[start]

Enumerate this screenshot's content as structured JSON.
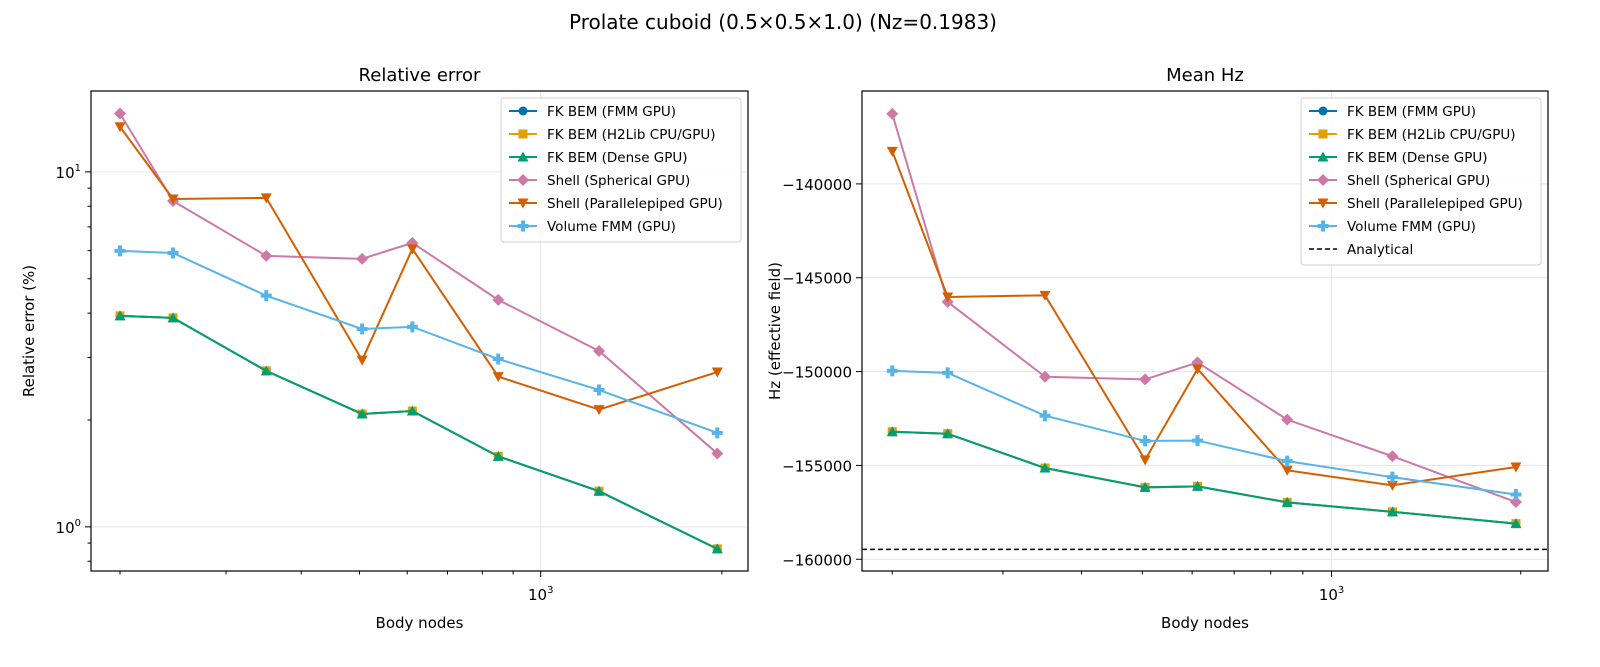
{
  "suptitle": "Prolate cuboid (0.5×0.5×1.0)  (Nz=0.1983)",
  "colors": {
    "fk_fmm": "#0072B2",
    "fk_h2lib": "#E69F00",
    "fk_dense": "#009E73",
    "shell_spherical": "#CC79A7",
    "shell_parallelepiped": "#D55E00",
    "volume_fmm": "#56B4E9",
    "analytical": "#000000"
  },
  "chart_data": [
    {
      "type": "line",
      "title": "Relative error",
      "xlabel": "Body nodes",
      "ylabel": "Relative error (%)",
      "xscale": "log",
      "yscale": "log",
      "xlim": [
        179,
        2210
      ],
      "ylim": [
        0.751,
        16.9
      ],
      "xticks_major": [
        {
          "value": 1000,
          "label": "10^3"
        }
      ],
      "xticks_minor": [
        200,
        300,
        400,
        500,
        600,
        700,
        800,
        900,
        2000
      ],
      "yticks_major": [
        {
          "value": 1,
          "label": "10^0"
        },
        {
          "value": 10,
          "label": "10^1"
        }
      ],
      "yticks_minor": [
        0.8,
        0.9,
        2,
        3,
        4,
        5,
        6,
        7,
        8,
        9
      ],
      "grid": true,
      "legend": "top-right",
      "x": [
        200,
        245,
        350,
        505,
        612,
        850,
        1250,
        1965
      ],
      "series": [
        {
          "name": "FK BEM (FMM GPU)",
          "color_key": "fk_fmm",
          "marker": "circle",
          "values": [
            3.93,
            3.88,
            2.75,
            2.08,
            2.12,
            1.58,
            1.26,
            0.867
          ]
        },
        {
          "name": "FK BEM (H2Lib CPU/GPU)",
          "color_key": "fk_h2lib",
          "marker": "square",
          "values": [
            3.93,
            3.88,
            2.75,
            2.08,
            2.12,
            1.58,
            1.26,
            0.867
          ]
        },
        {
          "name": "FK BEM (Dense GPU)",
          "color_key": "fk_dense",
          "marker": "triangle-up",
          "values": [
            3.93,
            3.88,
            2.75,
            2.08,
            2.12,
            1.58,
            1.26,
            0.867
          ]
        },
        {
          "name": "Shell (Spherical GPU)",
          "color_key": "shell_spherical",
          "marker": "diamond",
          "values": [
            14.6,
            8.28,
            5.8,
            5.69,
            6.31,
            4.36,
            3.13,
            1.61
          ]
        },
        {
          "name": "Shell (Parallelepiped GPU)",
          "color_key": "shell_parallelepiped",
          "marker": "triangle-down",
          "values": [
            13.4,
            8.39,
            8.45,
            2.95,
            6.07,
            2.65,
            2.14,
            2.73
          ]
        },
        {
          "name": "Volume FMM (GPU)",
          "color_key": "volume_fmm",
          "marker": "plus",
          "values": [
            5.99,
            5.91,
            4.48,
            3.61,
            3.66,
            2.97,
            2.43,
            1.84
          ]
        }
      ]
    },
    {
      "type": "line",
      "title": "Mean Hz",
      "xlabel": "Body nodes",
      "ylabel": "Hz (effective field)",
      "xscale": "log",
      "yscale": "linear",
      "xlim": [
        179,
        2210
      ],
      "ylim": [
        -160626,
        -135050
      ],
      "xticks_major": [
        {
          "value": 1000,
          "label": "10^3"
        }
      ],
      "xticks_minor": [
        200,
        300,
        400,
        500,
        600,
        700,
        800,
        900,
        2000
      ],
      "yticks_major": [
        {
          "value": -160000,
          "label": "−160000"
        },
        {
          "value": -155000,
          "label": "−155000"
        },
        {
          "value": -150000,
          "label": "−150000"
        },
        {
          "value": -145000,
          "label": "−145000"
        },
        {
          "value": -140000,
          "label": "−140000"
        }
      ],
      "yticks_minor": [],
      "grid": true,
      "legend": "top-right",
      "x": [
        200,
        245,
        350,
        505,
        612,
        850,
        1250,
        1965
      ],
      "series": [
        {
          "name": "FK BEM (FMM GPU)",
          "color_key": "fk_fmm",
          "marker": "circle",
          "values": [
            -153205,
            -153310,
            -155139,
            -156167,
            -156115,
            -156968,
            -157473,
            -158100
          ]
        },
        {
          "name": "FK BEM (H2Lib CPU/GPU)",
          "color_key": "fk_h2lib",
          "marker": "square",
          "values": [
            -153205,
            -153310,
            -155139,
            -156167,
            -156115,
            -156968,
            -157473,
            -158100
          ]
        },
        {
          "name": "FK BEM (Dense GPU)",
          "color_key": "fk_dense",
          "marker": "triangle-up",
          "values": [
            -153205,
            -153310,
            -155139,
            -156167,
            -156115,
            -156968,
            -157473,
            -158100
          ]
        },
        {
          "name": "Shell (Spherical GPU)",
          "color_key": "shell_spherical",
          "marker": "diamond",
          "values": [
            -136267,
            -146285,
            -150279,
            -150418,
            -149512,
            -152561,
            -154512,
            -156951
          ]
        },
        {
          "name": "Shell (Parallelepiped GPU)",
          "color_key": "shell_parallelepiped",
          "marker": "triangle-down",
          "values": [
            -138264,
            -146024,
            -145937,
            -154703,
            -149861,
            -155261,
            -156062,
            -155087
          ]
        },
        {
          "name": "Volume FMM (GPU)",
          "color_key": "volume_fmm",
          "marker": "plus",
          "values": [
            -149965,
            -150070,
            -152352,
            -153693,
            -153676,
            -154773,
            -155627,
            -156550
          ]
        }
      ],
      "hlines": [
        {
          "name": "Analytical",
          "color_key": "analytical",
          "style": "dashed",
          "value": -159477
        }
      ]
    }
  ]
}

[end]

#### [Task brief]
From the listing above, print every entry precisely and drop the pictures.

#### [Solution to this exercise]
Enumerate this screenshot's content as structured JSON.
{
  "suptitle": "Prolate cuboid (0.5×0.5×1.0)  (Nz=0.1983)",
  "colors": {
    "fk_fmm": "#0072B2",
    "fk_h2lib": "#E69F00",
    "fk_dense": "#009E73",
    "shell_spherical": "#CC79A7",
    "shell_parallelepiped": "#D55E00",
    "volume_fmm": "#56B4E9",
    "analytical": "#000000"
  },
  "chart_data": [
    {
      "type": "line",
      "title": "Relative error",
      "xlabel": "Body nodes",
      "ylabel": "Relative error (%)",
      "xscale": "log",
      "yscale": "log",
      "xlim": [
        179,
        2210
      ],
      "ylim": [
        0.751,
        16.9
      ],
      "xticks_major": [
        {
          "value": 1000,
          "label": "10^3"
        }
      ],
      "xticks_minor": [
        200,
        300,
        400,
        500,
        600,
        700,
        800,
        900,
        2000
      ],
      "yticks_major": [
        {
          "value": 1,
          "label": "10^0"
        },
        {
          "value": 10,
          "label": "10^1"
        }
      ],
      "yticks_minor": [
        0.8,
        0.9,
        2,
        3,
        4,
        5,
        6,
        7,
        8,
        9
      ],
      "grid": true,
      "legend": "top-right",
      "x": [
        200,
        245,
        350,
        505,
        612,
        850,
        1250,
        1965
      ],
      "series": [
        {
          "name": "FK BEM (FMM GPU)",
          "color_key": "fk_fmm",
          "marker": "circle",
          "values": [
            3.93,
            3.88,
            2.75,
            2.08,
            2.12,
            1.58,
            1.26,
            0.867
          ]
        },
        {
          "name": "FK BEM (H2Lib CPU/GPU)",
          "color_key": "fk_h2lib",
          "marker": "square",
          "values": [
            3.93,
            3.88,
            2.75,
            2.08,
            2.12,
            1.58,
            1.26,
            0.867
          ]
        },
        {
          "name": "FK BEM (Dense GPU)",
          "color_key": "fk_dense",
          "marker": "triangle-up",
          "values": [
            3.93,
            3.88,
            2.75,
            2.08,
            2.12,
            1.58,
            1.26,
            0.867
          ]
        },
        {
          "name": "Shell (Spherical GPU)",
          "color_key": "shell_spherical",
          "marker": "diamond",
          "values": [
            14.6,
            8.28,
            5.8,
            5.69,
            6.31,
            4.36,
            3.13,
            1.61
          ]
        },
        {
          "name": "Shell (Parallelepiped GPU)",
          "color_key": "shell_parallelepiped",
          "marker": "triangle-down",
          "values": [
            13.4,
            8.39,
            8.45,
            2.95,
            6.07,
            2.65,
            2.14,
            2.73
          ]
        },
        {
          "name": "Volume FMM (GPU)",
          "color_key": "volume_fmm",
          "marker": "plus",
          "values": [
            5.99,
            5.91,
            4.48,
            3.61,
            3.66,
            2.97,
            2.43,
            1.84
          ]
        }
      ]
    },
    {
      "type": "line",
      "title": "Mean Hz",
      "xlabel": "Body nodes",
      "ylabel": "Hz (effective field)",
      "xscale": "log",
      "yscale": "linear",
      "xlim": [
        179,
        2210
      ],
      "ylim": [
        -160626,
        -135050
      ],
      "xticks_major": [
        {
          "value": 1000,
          "label": "10^3"
        }
      ],
      "xticks_minor": [
        200,
        300,
        400,
        500,
        600,
        700,
        800,
        900,
        2000
      ],
      "yticks_major": [
        {
          "value": -160000,
          "label": "−160000"
        },
        {
          "value": -155000,
          "label": "−155000"
        },
        {
          "value": -150000,
          "label": "−150000"
        },
        {
          "value": -145000,
          "label": "−145000"
        },
        {
          "value": -140000,
          "label": "−140000"
        }
      ],
      "yticks_minor": [],
      "grid": true,
      "legend": "top-right",
      "x": [
        200,
        245,
        350,
        505,
        612,
        850,
        1250,
        1965
      ],
      "series": [
        {
          "name": "FK BEM (FMM GPU)",
          "color_key": "fk_fmm",
          "marker": "circle",
          "values": [
            -153205,
            -153310,
            -155139,
            -156167,
            -156115,
            -156968,
            -157473,
            -158100
          ]
        },
        {
          "name": "FK BEM (H2Lib CPU/GPU)",
          "color_key": "fk_h2lib",
          "marker": "square",
          "values": [
            -153205,
            -153310,
            -155139,
            -156167,
            -156115,
            -156968,
            -157473,
            -158100
          ]
        },
        {
          "name": "FK BEM (Dense GPU)",
          "color_key": "fk_dense",
          "marker": "triangle-up",
          "values": [
            -153205,
            -153310,
            -155139,
            -156167,
            -156115,
            -156968,
            -157473,
            -158100
          ]
        },
        {
          "name": "Shell (Spherical GPU)",
          "color_key": "shell_spherical",
          "marker": "diamond",
          "values": [
            -136267,
            -146285,
            -150279,
            -150418,
            -149512,
            -152561,
            -154512,
            -156951
          ]
        },
        {
          "name": "Shell (Parallelepiped GPU)",
          "color_key": "shell_parallelepiped",
          "marker": "triangle-down",
          "values": [
            -138264,
            -146024,
            -145937,
            -154703,
            -149861,
            -155261,
            -156062,
            -155087
          ]
        },
        {
          "name": "Volume FMM (GPU)",
          "color_key": "volume_fmm",
          "marker": "plus",
          "values": [
            -149965,
            -150070,
            -152352,
            -153693,
            -153676,
            -154773,
            -155627,
            -156550
          ]
        }
      ],
      "hlines": [
        {
          "name": "Analytical",
          "color_key": "analytical",
          "style": "dashed",
          "value": -159477
        }
      ]
    }
  ]
}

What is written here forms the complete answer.